Stated exercise:
Extract, exactly and without pictures, every line from the one that includes "Transcribe this image's" through the final line of the material below.

━━━━━ Material for the task ━━━━━

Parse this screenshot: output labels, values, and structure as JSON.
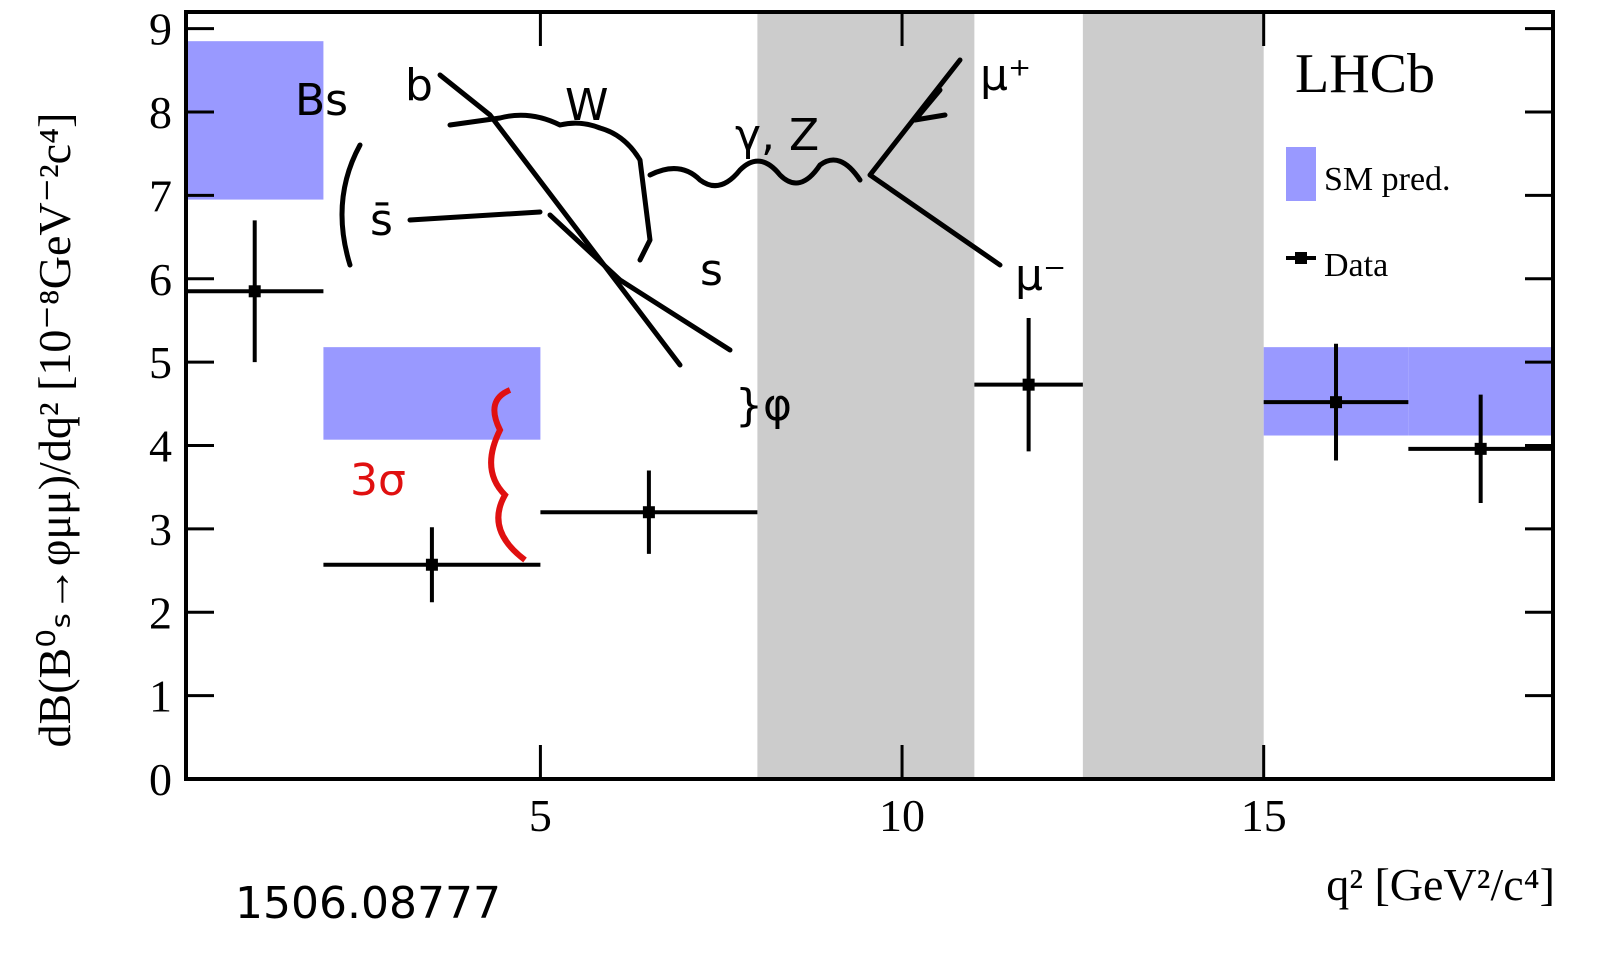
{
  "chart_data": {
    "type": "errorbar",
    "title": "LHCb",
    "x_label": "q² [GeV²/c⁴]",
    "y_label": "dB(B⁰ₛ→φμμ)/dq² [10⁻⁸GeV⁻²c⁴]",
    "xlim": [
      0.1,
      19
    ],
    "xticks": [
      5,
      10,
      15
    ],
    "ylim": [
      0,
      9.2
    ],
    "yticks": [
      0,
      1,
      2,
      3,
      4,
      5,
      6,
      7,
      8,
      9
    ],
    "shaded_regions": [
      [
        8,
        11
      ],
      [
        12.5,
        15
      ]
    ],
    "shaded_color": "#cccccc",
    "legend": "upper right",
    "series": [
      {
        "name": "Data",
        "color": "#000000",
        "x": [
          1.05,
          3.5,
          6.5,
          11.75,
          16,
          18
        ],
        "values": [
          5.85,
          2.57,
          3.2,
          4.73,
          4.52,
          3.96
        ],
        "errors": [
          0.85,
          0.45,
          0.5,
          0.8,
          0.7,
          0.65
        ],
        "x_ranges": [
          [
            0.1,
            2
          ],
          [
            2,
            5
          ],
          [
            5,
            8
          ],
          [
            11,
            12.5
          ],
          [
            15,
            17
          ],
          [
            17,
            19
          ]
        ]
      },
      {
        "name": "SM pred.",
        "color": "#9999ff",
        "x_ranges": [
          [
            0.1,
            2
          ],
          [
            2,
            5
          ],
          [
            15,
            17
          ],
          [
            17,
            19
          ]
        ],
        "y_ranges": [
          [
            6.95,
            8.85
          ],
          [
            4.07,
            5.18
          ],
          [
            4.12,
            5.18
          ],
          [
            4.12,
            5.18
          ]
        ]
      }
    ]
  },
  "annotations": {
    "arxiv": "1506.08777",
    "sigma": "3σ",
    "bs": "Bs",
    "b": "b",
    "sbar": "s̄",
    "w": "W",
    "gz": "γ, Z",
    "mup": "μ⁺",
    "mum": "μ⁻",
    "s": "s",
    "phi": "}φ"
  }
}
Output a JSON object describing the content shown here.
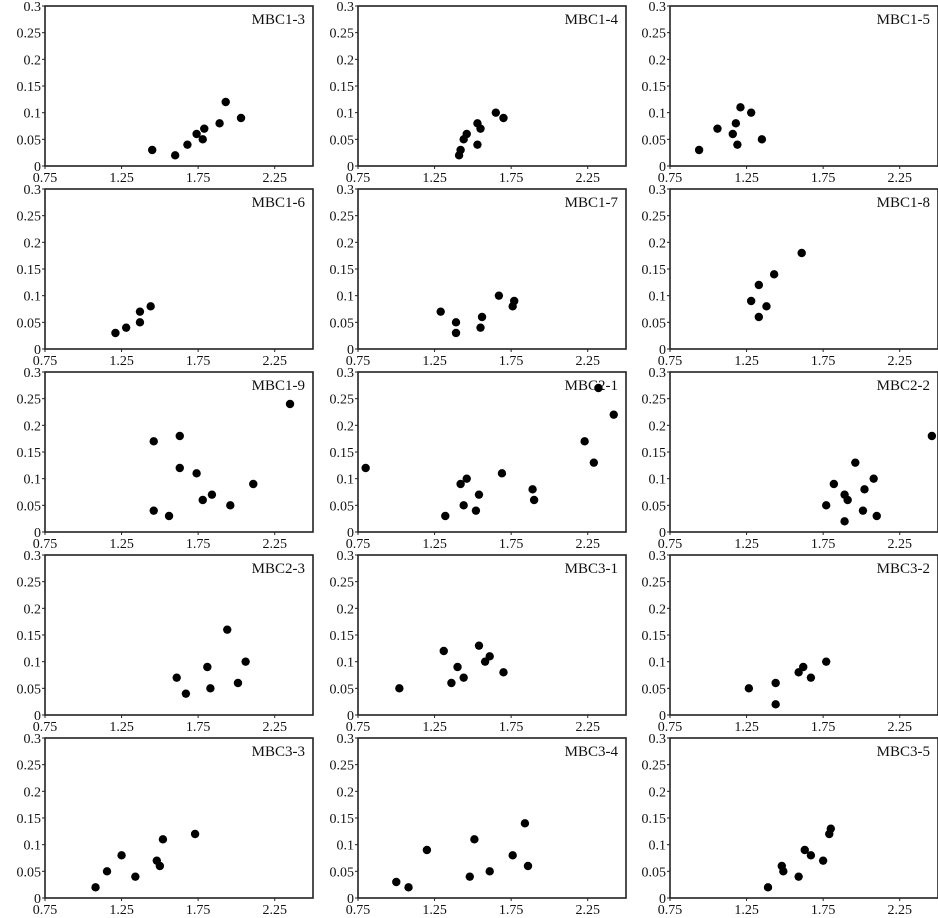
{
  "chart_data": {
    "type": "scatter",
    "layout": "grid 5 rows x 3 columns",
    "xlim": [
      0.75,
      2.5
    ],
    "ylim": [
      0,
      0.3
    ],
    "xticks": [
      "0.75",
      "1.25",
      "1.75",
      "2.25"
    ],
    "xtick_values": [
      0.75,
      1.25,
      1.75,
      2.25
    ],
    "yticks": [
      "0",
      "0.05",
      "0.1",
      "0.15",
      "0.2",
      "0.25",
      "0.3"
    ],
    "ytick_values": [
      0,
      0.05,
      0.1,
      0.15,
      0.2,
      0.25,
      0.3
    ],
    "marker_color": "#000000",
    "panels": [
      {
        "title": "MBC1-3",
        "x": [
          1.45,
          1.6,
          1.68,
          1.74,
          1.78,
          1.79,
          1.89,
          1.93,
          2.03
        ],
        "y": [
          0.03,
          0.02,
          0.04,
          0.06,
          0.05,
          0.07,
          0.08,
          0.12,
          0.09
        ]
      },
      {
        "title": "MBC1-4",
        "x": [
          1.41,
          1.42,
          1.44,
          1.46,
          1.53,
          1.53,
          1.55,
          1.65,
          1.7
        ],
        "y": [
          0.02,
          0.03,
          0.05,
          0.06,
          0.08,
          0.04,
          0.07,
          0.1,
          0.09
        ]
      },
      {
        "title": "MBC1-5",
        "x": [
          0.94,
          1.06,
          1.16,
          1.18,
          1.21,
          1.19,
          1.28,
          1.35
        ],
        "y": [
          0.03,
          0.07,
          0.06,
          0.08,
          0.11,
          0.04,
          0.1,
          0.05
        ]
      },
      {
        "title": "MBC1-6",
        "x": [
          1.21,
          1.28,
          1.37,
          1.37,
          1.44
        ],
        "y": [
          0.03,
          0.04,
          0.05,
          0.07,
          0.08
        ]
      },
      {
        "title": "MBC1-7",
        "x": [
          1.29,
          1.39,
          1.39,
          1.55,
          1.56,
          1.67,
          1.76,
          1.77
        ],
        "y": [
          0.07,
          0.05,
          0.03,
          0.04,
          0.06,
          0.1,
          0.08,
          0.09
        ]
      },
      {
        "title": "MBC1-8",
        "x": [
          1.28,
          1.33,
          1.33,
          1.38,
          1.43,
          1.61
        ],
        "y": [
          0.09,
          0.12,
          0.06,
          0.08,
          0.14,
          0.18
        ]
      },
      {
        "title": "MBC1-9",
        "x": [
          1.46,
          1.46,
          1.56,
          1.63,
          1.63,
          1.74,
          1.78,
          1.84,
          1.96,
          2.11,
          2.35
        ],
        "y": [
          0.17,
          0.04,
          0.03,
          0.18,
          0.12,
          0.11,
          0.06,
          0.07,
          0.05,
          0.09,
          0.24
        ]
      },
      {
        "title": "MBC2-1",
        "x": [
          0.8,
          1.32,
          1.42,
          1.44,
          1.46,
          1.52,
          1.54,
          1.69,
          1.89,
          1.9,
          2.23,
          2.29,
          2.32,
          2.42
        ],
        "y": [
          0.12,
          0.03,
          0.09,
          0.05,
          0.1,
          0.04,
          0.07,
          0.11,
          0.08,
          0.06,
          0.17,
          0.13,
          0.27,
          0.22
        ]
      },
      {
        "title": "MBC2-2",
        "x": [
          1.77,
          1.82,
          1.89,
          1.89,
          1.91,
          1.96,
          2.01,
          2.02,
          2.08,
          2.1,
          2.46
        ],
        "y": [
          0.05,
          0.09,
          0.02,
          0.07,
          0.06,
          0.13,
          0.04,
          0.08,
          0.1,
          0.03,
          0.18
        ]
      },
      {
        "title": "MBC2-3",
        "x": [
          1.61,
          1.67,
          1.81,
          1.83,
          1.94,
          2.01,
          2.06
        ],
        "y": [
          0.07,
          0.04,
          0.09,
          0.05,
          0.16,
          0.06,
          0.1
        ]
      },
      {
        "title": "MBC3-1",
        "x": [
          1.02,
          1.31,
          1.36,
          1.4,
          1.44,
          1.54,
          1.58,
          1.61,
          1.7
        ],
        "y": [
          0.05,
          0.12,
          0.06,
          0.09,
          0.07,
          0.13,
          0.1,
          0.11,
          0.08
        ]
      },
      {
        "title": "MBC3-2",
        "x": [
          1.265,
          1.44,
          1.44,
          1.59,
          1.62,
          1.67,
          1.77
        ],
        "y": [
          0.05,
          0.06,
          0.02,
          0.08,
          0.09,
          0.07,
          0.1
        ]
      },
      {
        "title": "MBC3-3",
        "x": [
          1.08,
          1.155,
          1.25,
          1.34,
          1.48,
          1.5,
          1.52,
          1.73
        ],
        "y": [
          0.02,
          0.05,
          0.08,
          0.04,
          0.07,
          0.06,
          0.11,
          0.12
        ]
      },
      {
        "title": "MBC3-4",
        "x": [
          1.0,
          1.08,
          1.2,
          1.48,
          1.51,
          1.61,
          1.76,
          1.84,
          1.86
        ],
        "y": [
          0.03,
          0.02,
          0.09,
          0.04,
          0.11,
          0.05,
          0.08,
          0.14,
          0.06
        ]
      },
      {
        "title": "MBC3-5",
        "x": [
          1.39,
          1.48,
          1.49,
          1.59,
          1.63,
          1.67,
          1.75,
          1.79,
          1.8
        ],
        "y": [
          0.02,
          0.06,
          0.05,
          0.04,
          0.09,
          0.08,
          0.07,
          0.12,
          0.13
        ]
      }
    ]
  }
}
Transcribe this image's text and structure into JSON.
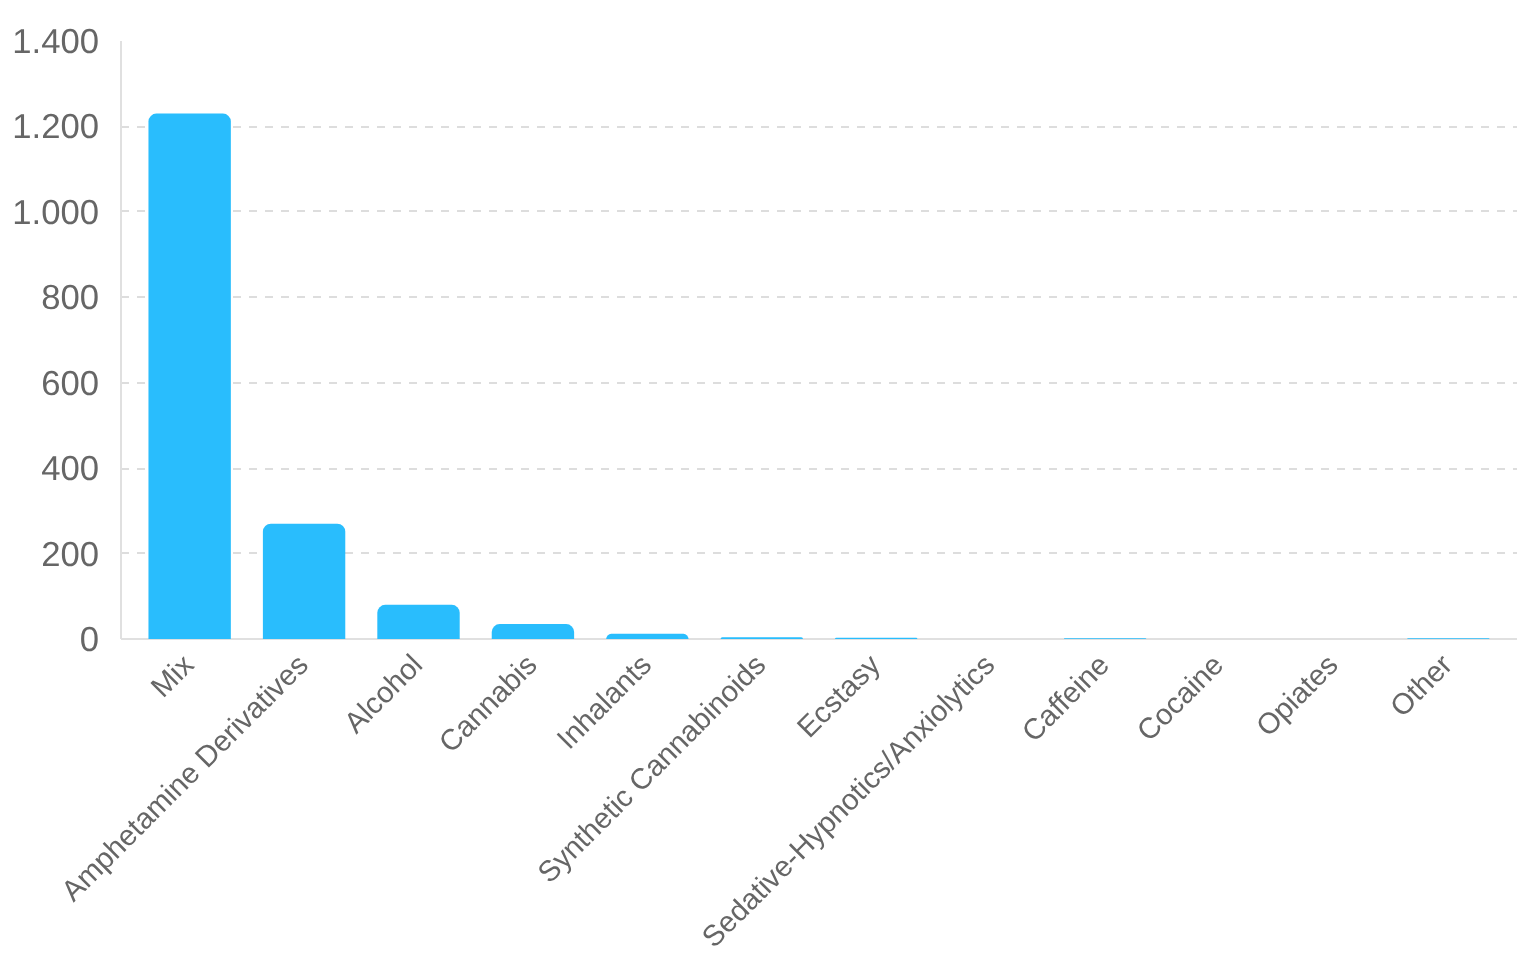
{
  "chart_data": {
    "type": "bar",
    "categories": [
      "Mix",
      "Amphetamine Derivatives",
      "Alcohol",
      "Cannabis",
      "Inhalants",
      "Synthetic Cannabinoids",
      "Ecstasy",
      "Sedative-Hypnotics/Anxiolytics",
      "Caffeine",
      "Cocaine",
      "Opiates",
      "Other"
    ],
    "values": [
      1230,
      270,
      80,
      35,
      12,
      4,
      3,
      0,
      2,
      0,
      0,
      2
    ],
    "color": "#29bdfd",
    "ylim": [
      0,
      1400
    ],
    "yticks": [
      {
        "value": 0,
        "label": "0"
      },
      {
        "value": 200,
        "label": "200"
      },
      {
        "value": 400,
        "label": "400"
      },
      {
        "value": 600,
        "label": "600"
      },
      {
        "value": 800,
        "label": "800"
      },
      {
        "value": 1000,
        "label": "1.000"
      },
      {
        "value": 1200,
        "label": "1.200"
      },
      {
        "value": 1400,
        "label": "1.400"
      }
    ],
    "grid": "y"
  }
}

━━━━━

Exercise result:
Transcribe this image's text and structure into JSON.
{
  "chart_data": {
    "type": "bar",
    "categories": [
      "Mix",
      "Amphetamine Derivatives",
      "Alcohol",
      "Cannabis",
      "Inhalants",
      "Synthetic Cannabinoids",
      "Ecstasy",
      "Sedative-Hypnotics/Anxiolytics",
      "Caffeine",
      "Cocaine",
      "Opiates",
      "Other"
    ],
    "values": [
      1230,
      270,
      80,
      35,
      12,
      4,
      3,
      0,
      2,
      0,
      0,
      2
    ],
    "color": "#29bdfd",
    "ylim": [
      0,
      1400
    ],
    "yticks": [
      {
        "value": 0,
        "label": "0"
      },
      {
        "value": 200,
        "label": "200"
      },
      {
        "value": 400,
        "label": "400"
      },
      {
        "value": 600,
        "label": "600"
      },
      {
        "value": 800,
        "label": "800"
      },
      {
        "value": 1000,
        "label": "1.000"
      },
      {
        "value": 1200,
        "label": "1.200"
      },
      {
        "value": 1400,
        "label": "1.400"
      }
    ],
    "grid": "y"
  }
}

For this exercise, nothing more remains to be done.